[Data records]
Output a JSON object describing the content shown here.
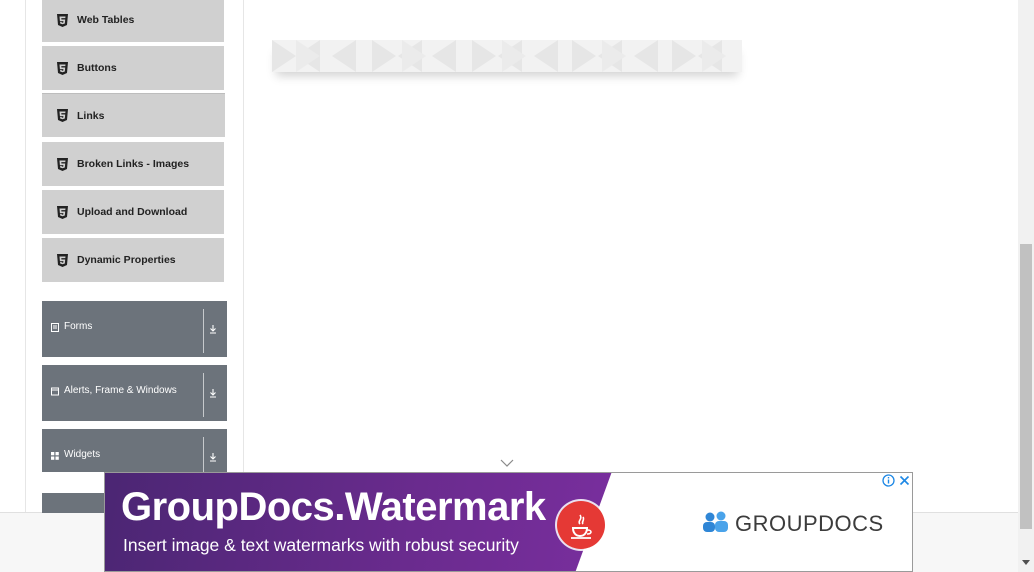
{
  "sidebar": {
    "elements_items": [
      {
        "label": "Web Tables"
      },
      {
        "label": "Buttons"
      },
      {
        "label": "Links"
      },
      {
        "label": "Broken Links - Images"
      },
      {
        "label": "Upload and Download"
      },
      {
        "label": "Dynamic Properties"
      }
    ],
    "groups": [
      {
        "label": "Forms",
        "icon": "form-icon"
      },
      {
        "label": "Alerts, Frame & Windows",
        "icon": "window-icon"
      },
      {
        "label": "Widgets",
        "icon": "grid-icon"
      }
    ]
  },
  "ad": {
    "title": "GroupDocs.Watermark",
    "subtitle": "Insert image & text watermarks with robust security",
    "brand": "GROUPDOCS",
    "colors": {
      "purple": "#6a2b8e",
      "java_red": "#e53935",
      "brand_blue": "#2f86d6"
    }
  },
  "colors": {
    "sub_item_bg": "#d0d0d0",
    "group_bg": "#6c737b"
  }
}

Stated task:
Using the listing above, pick out each line that contains the word "Links", then copy it.

Exercise result:
        "label": "Links"
        "label": "Broken Links - Images"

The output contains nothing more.